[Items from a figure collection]
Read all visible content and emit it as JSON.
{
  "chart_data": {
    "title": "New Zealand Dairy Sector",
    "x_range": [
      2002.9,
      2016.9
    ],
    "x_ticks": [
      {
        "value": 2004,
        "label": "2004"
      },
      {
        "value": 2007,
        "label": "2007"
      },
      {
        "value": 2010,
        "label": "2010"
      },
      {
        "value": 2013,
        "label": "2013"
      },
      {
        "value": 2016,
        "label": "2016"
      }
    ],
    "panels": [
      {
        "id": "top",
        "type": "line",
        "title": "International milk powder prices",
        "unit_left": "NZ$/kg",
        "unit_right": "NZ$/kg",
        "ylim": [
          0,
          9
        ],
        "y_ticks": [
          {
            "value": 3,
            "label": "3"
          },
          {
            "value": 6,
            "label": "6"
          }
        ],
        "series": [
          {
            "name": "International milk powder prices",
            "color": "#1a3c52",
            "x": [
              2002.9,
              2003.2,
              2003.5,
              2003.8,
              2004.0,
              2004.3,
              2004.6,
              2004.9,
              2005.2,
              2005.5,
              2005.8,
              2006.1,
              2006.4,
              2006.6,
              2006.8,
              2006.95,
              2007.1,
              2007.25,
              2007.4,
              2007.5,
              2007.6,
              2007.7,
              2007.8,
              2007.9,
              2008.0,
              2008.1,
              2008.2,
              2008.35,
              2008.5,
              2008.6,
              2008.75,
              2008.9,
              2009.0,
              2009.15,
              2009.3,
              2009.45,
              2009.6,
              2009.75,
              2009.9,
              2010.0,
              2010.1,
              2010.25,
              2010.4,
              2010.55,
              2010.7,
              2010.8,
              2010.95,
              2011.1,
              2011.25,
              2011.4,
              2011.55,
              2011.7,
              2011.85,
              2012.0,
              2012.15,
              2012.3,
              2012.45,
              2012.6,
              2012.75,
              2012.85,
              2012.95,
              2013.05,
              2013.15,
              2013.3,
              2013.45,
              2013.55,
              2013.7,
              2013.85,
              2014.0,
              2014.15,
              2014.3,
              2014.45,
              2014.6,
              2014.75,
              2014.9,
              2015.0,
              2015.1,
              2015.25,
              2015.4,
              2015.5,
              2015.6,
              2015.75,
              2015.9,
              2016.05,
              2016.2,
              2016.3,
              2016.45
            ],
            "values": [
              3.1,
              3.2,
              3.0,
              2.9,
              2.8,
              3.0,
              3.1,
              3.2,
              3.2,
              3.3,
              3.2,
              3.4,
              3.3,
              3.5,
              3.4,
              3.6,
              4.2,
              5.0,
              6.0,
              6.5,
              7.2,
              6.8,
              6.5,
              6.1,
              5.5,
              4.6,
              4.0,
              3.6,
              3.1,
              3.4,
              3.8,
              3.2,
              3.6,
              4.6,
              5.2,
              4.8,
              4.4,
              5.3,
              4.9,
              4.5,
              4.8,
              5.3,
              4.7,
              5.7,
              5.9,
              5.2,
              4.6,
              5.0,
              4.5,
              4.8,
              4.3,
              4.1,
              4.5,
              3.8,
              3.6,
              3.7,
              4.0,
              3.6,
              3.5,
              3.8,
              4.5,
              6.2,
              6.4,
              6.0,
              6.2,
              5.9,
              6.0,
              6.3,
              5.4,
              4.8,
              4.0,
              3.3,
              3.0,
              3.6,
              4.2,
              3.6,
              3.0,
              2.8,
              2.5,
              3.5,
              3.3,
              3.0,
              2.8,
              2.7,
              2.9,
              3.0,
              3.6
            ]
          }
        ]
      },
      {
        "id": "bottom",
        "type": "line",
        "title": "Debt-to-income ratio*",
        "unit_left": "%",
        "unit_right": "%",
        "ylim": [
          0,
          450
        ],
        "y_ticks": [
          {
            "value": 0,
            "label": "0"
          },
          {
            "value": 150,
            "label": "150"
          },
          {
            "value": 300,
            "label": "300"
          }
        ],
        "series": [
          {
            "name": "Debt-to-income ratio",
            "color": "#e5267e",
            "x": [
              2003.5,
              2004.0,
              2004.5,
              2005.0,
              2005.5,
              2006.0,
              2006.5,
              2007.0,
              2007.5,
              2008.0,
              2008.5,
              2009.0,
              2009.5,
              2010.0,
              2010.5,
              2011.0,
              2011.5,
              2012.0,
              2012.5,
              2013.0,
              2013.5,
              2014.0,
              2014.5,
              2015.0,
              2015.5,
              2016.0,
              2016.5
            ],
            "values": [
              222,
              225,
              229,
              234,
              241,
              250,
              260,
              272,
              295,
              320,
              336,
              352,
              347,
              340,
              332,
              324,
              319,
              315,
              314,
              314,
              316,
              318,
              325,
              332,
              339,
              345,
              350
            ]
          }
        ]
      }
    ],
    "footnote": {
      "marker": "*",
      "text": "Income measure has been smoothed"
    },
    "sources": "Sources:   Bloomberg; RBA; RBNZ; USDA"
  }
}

### SHORT EXERCISE
Word for word, write out all of the data above.

### ANSWER FOR THE TASK
Read all visible content and emit it as JSON.
{
  "chart_data": {
    "title": "New Zealand Dairy Sector",
    "x_range": [
      2002.9,
      2016.9
    ],
    "x_ticks": [
      {
        "value": 2004,
        "label": "2004"
      },
      {
        "value": 2007,
        "label": "2007"
      },
      {
        "value": 2010,
        "label": "2010"
      },
      {
        "value": 2013,
        "label": "2013"
      },
      {
        "value": 2016,
        "label": "2016"
      }
    ],
    "panels": [
      {
        "id": "top",
        "type": "line",
        "title": "International milk powder prices",
        "unit_left": "NZ$/kg",
        "unit_right": "NZ$/kg",
        "ylim": [
          0,
          9
        ],
        "y_ticks": [
          {
            "value": 3,
            "label": "3"
          },
          {
            "value": 6,
            "label": "6"
          }
        ],
        "series": [
          {
            "name": "International milk powder prices",
            "color": "#1a3c52",
            "x": [
              2002.9,
              2003.2,
              2003.5,
              2003.8,
              2004.0,
              2004.3,
              2004.6,
              2004.9,
              2005.2,
              2005.5,
              2005.8,
              2006.1,
              2006.4,
              2006.6,
              2006.8,
              2006.95,
              2007.1,
              2007.25,
              2007.4,
              2007.5,
              2007.6,
              2007.7,
              2007.8,
              2007.9,
              2008.0,
              2008.1,
              2008.2,
              2008.35,
              2008.5,
              2008.6,
              2008.75,
              2008.9,
              2009.0,
              2009.15,
              2009.3,
              2009.45,
              2009.6,
              2009.75,
              2009.9,
              2010.0,
              2010.1,
              2010.25,
              2010.4,
              2010.55,
              2010.7,
              2010.8,
              2010.95,
              2011.1,
              2011.25,
              2011.4,
              2011.55,
              2011.7,
              2011.85,
              2012.0,
              2012.15,
              2012.3,
              2012.45,
              2012.6,
              2012.75,
              2012.85,
              2012.95,
              2013.05,
              2013.15,
              2013.3,
              2013.45,
              2013.55,
              2013.7,
              2013.85,
              2014.0,
              2014.15,
              2014.3,
              2014.45,
              2014.6,
              2014.75,
              2014.9,
              2015.0,
              2015.1,
              2015.25,
              2015.4,
              2015.5,
              2015.6,
              2015.75,
              2015.9,
              2016.05,
              2016.2,
              2016.3,
              2016.45
            ],
            "values": [
              3.1,
              3.2,
              3.0,
              2.9,
              2.8,
              3.0,
              3.1,
              3.2,
              3.2,
              3.3,
              3.2,
              3.4,
              3.3,
              3.5,
              3.4,
              3.6,
              4.2,
              5.0,
              6.0,
              6.5,
              7.2,
              6.8,
              6.5,
              6.1,
              5.5,
              4.6,
              4.0,
              3.6,
              3.1,
              3.4,
              3.8,
              3.2,
              3.6,
              4.6,
              5.2,
              4.8,
              4.4,
              5.3,
              4.9,
              4.5,
              4.8,
              5.3,
              4.7,
              5.7,
              5.9,
              5.2,
              4.6,
              5.0,
              4.5,
              4.8,
              4.3,
              4.1,
              4.5,
              3.8,
              3.6,
              3.7,
              4.0,
              3.6,
              3.5,
              3.8,
              4.5,
              6.2,
              6.4,
              6.0,
              6.2,
              5.9,
              6.0,
              6.3,
              5.4,
              4.8,
              4.0,
              3.3,
              3.0,
              3.6,
              4.2,
              3.6,
              3.0,
              2.8,
              2.5,
              3.5,
              3.3,
              3.0,
              2.8,
              2.7,
              2.9,
              3.0,
              3.6
            ]
          }
        ]
      },
      {
        "id": "bottom",
        "type": "line",
        "title": "Debt-to-income ratio*",
        "unit_left": "%",
        "unit_right": "%",
        "ylim": [
          0,
          450
        ],
        "y_ticks": [
          {
            "value": 0,
            "label": "0"
          },
          {
            "value": 150,
            "label": "150"
          },
          {
            "value": 300,
            "label": "300"
          }
        ],
        "series": [
          {
            "name": "Debt-to-income ratio",
            "color": "#e5267e",
            "x": [
              2003.5,
              2004.0,
              2004.5,
              2005.0,
              2005.5,
              2006.0,
              2006.5,
              2007.0,
              2007.5,
              2008.0,
              2008.5,
              2009.0,
              2009.5,
              2010.0,
              2010.5,
              2011.0,
              2011.5,
              2012.0,
              2012.5,
              2013.0,
              2013.5,
              2014.0,
              2014.5,
              2015.0,
              2015.5,
              2016.0,
              2016.5
            ],
            "values": [
              222,
              225,
              229,
              234,
              241,
              250,
              260,
              272,
              295,
              320,
              336,
              352,
              347,
              340,
              332,
              324,
              319,
              315,
              314,
              314,
              316,
              318,
              325,
              332,
              339,
              345,
              350
            ]
          }
        ]
      }
    ],
    "footnote": {
      "marker": "*",
      "text": "Income measure has been smoothed"
    },
    "sources": "Sources:   Bloomberg; RBA; RBNZ; USDA"
  }
}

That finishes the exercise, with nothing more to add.